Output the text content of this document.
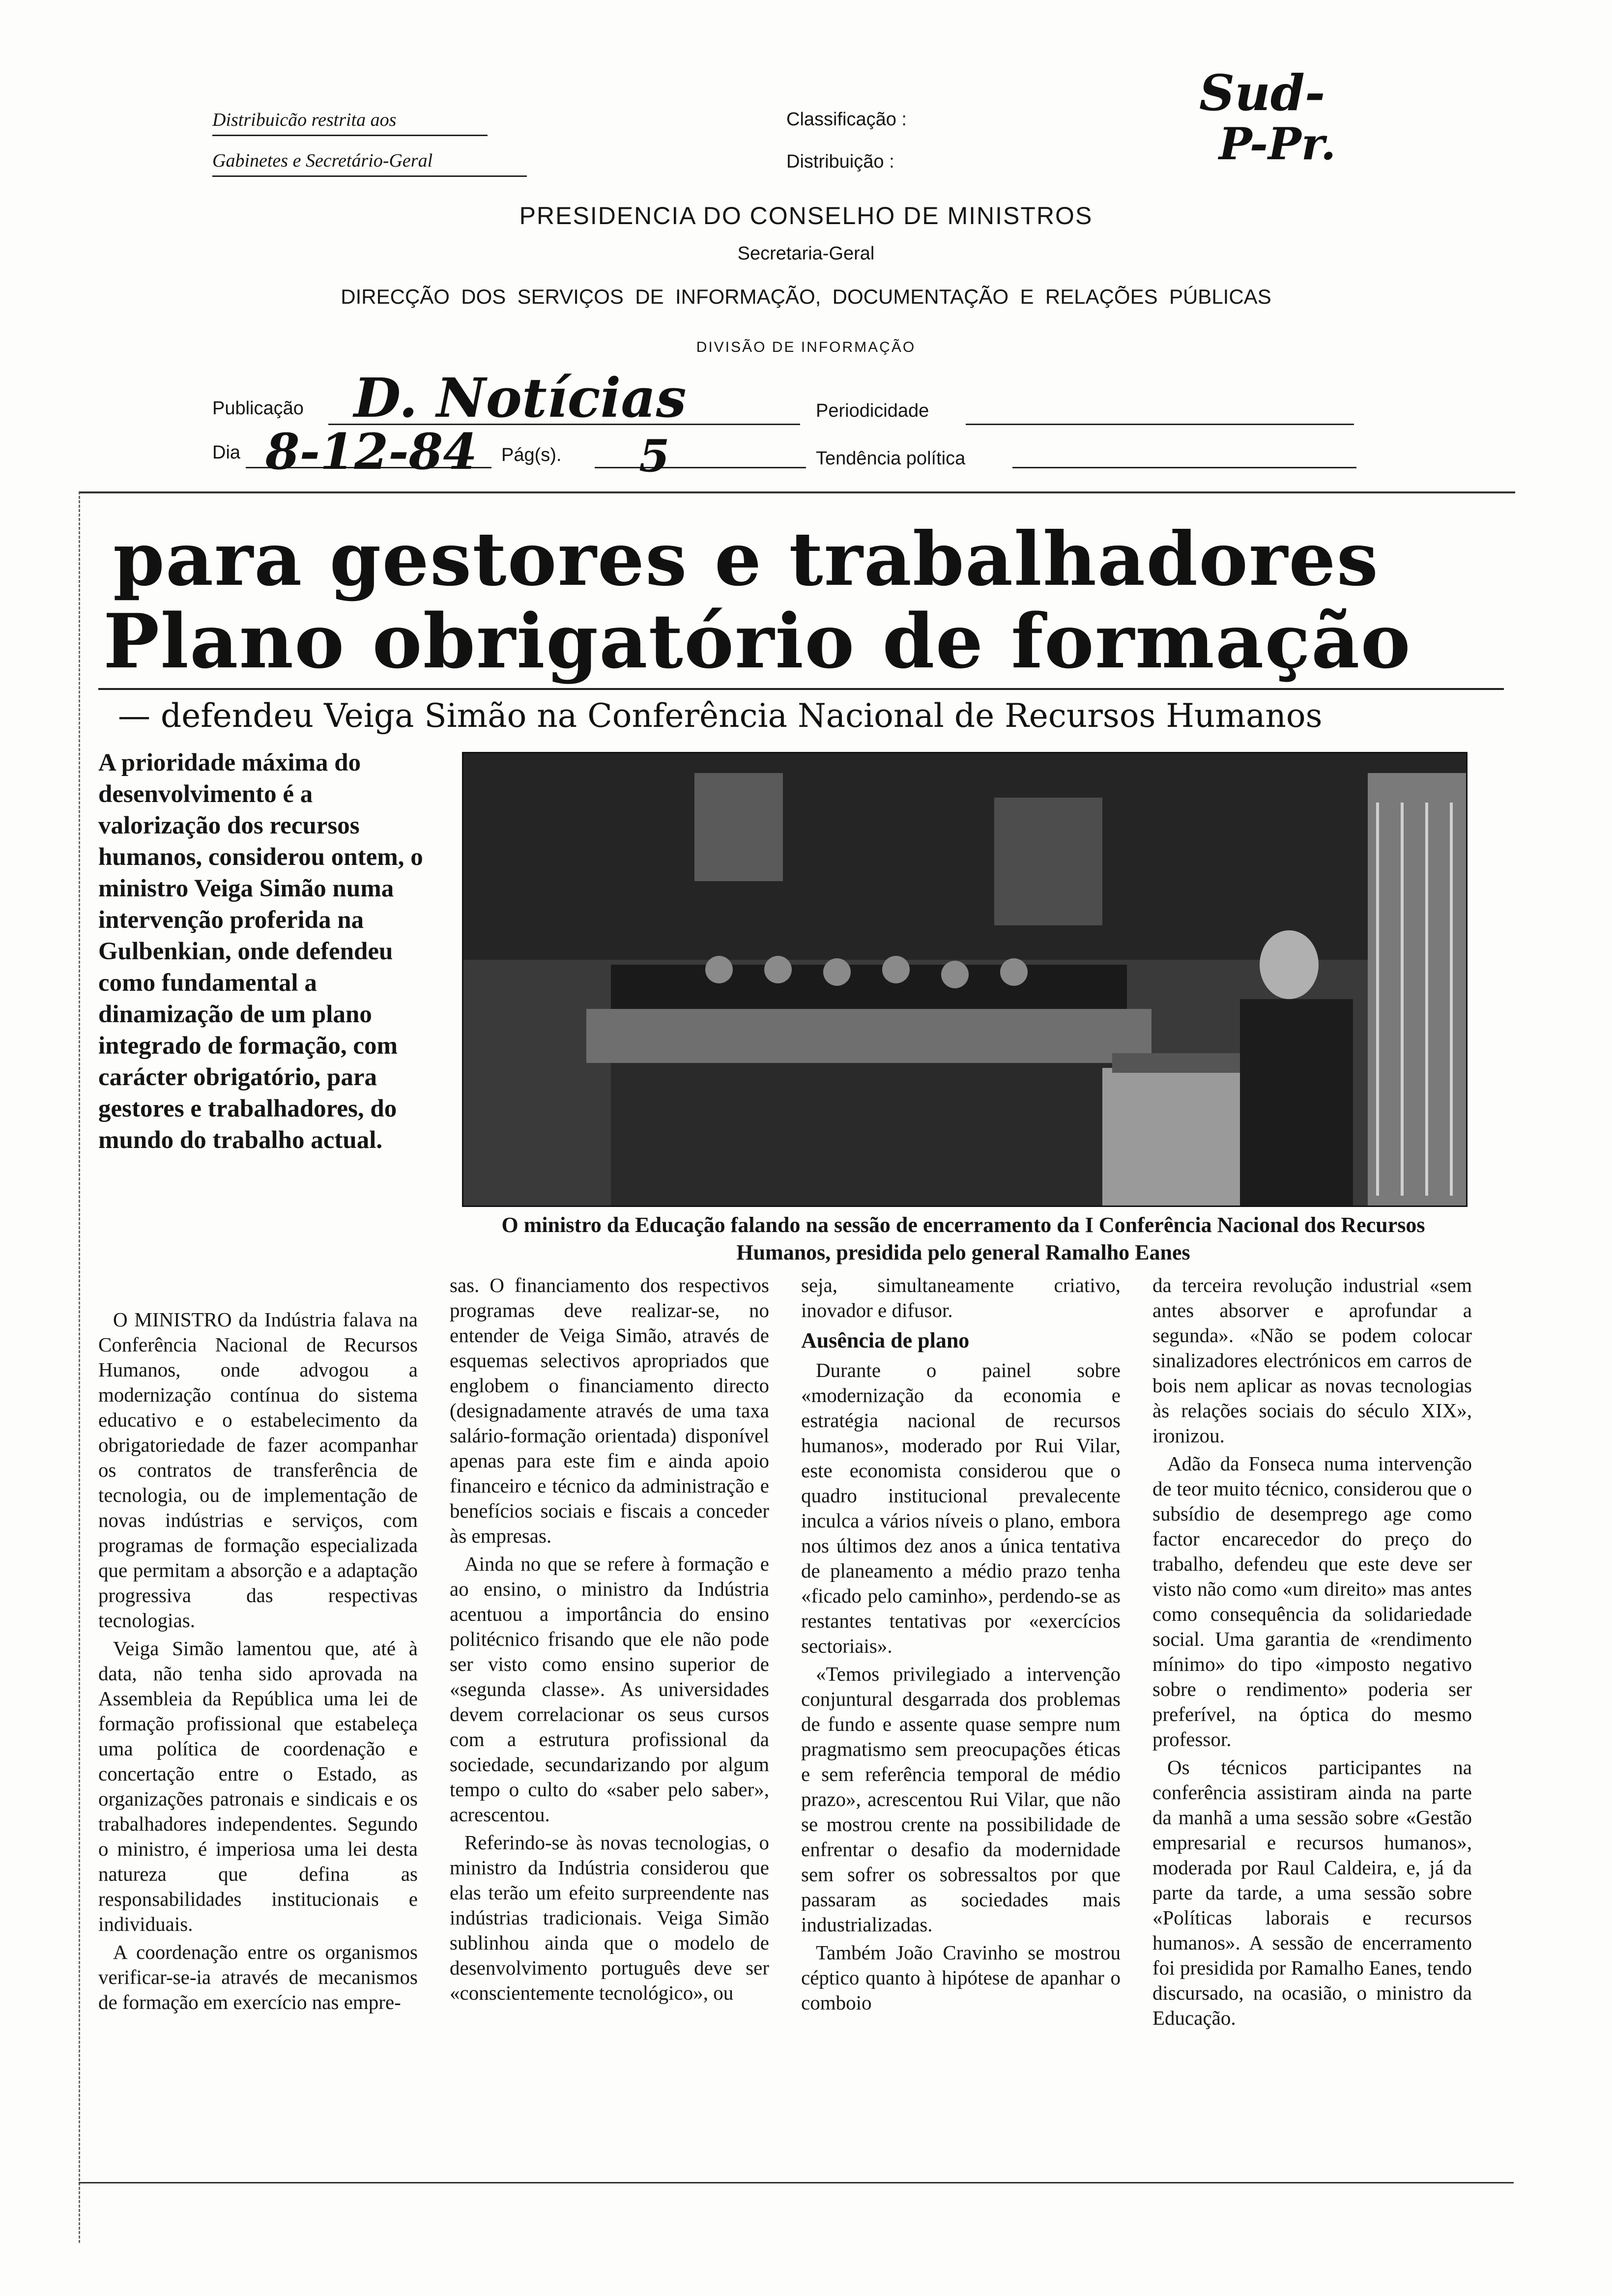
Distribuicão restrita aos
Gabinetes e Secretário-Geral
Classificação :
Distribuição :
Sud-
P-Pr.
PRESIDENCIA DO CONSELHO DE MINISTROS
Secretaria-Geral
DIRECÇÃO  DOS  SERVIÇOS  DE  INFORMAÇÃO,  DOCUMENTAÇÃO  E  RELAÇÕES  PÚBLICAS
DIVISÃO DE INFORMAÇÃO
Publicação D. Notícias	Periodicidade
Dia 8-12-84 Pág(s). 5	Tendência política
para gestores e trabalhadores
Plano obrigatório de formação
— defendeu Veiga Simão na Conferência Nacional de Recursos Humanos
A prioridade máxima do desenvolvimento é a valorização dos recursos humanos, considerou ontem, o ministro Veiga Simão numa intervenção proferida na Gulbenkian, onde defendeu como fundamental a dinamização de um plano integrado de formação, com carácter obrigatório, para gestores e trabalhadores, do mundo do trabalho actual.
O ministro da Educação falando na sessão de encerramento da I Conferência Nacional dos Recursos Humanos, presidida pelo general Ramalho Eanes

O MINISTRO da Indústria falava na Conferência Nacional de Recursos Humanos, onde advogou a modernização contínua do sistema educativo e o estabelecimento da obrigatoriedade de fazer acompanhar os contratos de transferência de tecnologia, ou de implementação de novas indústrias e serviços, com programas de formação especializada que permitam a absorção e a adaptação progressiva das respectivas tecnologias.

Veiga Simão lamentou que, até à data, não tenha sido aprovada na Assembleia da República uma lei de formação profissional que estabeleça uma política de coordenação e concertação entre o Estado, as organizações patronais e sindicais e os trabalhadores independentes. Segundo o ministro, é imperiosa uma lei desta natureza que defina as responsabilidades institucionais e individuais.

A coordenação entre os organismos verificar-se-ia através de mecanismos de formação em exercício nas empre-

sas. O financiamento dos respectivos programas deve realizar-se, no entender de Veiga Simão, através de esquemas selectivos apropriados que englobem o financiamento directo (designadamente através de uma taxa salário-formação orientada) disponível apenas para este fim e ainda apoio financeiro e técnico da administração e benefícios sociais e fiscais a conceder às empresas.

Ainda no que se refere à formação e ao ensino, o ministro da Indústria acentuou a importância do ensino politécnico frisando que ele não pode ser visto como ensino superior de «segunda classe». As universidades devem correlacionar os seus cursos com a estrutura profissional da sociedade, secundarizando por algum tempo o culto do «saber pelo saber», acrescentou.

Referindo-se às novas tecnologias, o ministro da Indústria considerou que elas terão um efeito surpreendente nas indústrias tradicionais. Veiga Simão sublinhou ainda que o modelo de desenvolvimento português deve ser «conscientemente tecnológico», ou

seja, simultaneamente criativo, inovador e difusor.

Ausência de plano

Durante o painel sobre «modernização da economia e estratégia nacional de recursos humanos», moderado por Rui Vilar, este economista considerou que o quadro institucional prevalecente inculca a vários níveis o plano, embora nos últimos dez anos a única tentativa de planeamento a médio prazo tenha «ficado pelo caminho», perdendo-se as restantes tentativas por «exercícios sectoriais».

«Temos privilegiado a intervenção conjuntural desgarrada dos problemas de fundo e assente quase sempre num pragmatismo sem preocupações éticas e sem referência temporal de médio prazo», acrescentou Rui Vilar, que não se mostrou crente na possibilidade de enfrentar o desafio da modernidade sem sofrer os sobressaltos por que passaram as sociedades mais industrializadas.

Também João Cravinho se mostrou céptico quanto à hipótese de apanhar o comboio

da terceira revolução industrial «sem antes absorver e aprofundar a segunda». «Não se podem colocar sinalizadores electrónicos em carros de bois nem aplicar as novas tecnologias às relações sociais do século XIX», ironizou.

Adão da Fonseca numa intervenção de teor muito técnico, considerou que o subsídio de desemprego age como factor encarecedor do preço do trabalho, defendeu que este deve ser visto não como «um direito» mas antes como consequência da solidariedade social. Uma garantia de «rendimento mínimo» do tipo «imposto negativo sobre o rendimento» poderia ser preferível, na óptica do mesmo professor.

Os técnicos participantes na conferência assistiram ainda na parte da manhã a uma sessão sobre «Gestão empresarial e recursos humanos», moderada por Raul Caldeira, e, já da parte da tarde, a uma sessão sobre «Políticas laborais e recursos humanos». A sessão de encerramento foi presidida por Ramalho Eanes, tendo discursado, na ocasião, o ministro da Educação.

* [BRIEF] Set down all the entries exactly as they appear, but skip any pictures.

* [FINISHED EXERCISE]
Output the text content of this document.
Distribuicão restrita aos
Gabinetes e Secretário-Geral
Classificação :
Distribuição :
Sud-
P-Pr.
PRESIDENCIA DO CONSELHO DE MINISTROS
Secretaria-Geral
DIRECÇÃO  DOS  SERVIÇOS  DE  INFORMAÇÃO,  DOCUMENTAÇÃO  E  RELAÇÕES  PÚBLICAS
DIVISÃO DE INFORMAÇÃO
Publicação D. Notícias	Periodicidade
Dia 8-12-84 Pág(s). 5	Tendência política
para gestores e trabalhadores
Plano obrigatório de formação
— defendeu Veiga Simão na Conferência Nacional de Recursos Humanos
A prioridade máxima do desenvolvimento é a valorização dos recursos humanos, considerou ontem, o ministro Veiga Simão numa intervenção proferida na Gulbenkian, onde defendeu como fundamental a dinamização de um plano integrado de formação, com carácter obrigatório, para gestores e trabalhadores, do mundo do trabalho actual.
O ministro da Educação falando na sessão de encerramento da I Conferência Nacional dos Recursos Humanos, presidida pelo general Ramalho Eanes

O MINISTRO da Indústria falava na Conferência Nacional de Recursos Humanos, onde advogou a modernização contínua do sistema educativo e o estabelecimento da obrigatoriedade de fazer acompanhar os contratos de transferência de tecnologia, ou de implementação de novas indústrias e serviços, com programas de formação especializada que permitam a absorção e a adaptação progressiva das respectivas tecnologias.

Veiga Simão lamentou que, até à data, não tenha sido aprovada na Assembleia da República uma lei de formação profissional que estabeleça uma política de coordenação e concertação entre o Estado, as organizações patronais e sindicais e os trabalhadores independentes. Segundo o ministro, é imperiosa uma lei desta natureza que defina as responsabilidades institucionais e individuais.

A coordenação entre os organismos verificar-se-ia através de mecanismos de formação em exercício nas empre-

sas. O financiamento dos respectivos programas deve realizar-se, no entender de Veiga Simão, através de esquemas selectivos apropriados que englobem o financiamento directo (designadamente através de uma taxa salário-formação orientada) disponível apenas para este fim e ainda apoio financeiro e técnico da administração e benefícios sociais e fiscais a conceder às empresas.

Ainda no que se refere à formação e ao ensino, o ministro da Indústria acentuou a importância do ensino politécnico frisando que ele não pode ser visto como ensino superior de «segunda classe». As universidades devem correlacionar os seus cursos com a estrutura profissional da sociedade, secundarizando por algum tempo o culto do «saber pelo saber», acrescentou.

Referindo-se às novas tecnologias, o ministro da Indústria considerou que elas terão um efeito surpreendente nas indústrias tradicionais. Veiga Simão sublinhou ainda que o modelo de desenvolvimento português deve ser «conscientemente tecnológico», ou

seja, simultaneamente criativo, inovador e difusor.

Ausência de plano

Durante o painel sobre «modernização da economia e estratégia nacional de recursos humanos», moderado por Rui Vilar, este economista considerou que o quadro institucional prevalecente inculca a vários níveis o plano, embora nos últimos dez anos a única tentativa de planeamento a médio prazo tenha «ficado pelo caminho», perdendo-se as restantes tentativas por «exercícios sectoriais».

«Temos privilegiado a intervenção conjuntural desgarrada dos problemas de fundo e assente quase sempre num pragmatismo sem preocupações éticas e sem referência temporal de médio prazo», acrescentou Rui Vilar, que não se mostrou crente na possibilidade de enfrentar o desafio da modernidade sem sofrer os sobressaltos por que passaram as sociedades mais industrializadas.

Também João Cravinho se mostrou céptico quanto à hipótese de apanhar o comboio

da terceira revolução industrial «sem antes absorver e aprofundar a segunda». «Não se podem colocar sinalizadores electrónicos em carros de bois nem aplicar as novas tecnologias às relações sociais do século XIX», ironizou.

Adão da Fonseca numa intervenção de teor muito técnico, considerou que o subsídio de desemprego age como factor encarecedor do preço do trabalho, defendeu que este deve ser visto não como «um direito» mas antes como consequência da solidariedade social. Uma garantia de «rendimento mínimo» do tipo «imposto negativo sobre o rendimento» poderia ser preferível, na óptica do mesmo professor.

Os técnicos participantes na conferência assistiram ainda na parte da manhã a uma sessão sobre «Gestão empresarial e recursos humanos», moderada por Raul Caldeira, e, já da parte da tarde, a uma sessão sobre «Políticas laborais e recursos humanos». A sessão de encerramento foi presidida por Ramalho Eanes, tendo discursado, na ocasião, o ministro da Educação.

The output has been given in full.